*Aim of the exercise*:
Where a line holds the word "результатах", copy that line.

(Records from a dataset)
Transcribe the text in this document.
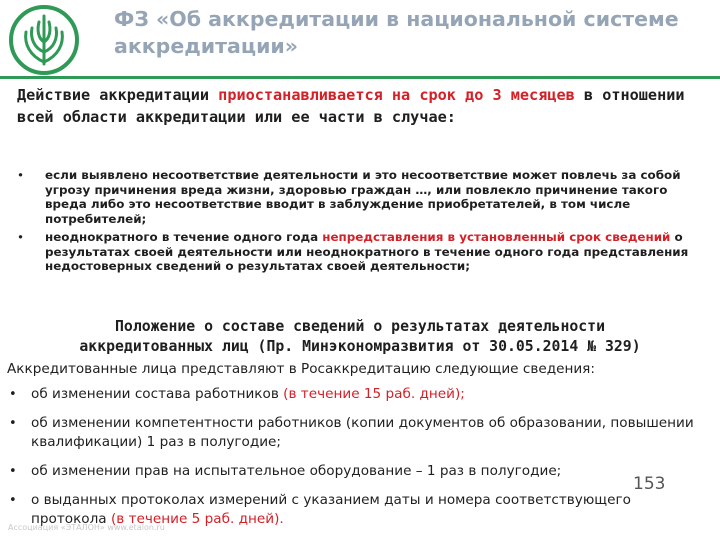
ФЗ «Об аккредитации в национальной системе
аккредитации»
Действие аккредитации приостанавливается на срок до 3 месяцев в отношении всей области аккредитации или ее части в случае:
•	если выявлено несоответствие деятельности и это несоответствие может повлечь за собой угрозу причинения вреда жизни, здоровью граждан …, или повлекло причинение такого вреда либо это несоответствие вводит в заблуждение приобретателей, в том числе потребителей;
•	неоднократного в течение одного года непредставления в установленный срок сведений о результатах своей деятельности или неоднократного в течение одного года представления недостоверных сведений о результатах своей деятельности;
Положение о составе сведений о результатах деятельности
аккредитованных лиц (Пр. Минэкономразвития от 30.05.2014 № 329)
Аккредитованные лица представляют в Росаккредитацию следующие сведения:
•	об изменении состава работников (в течение 15 раб. дней);
•	об изменении компетентности работников (копии документов об образовании, повышении квалификации) 1 раз в полугодие;
•	об изменении прав на испытательное оборудование – 1 раз в полугодие;
•	о выданных протоколах измерений с указанием даты и номера соответствующего протокола (в течение 5 раб. дней).
Ассоциация «ЭТАЛОН» www.etalon.ru
153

*Solution below*:
•	неоднократного в течение одного года непредставления в установленный срок сведений о результатах своей деятельности или неоднократного в течение одного года представления недостоверных сведений о результатах своей деятельности;
Положение о составе сведений о результатах деятельности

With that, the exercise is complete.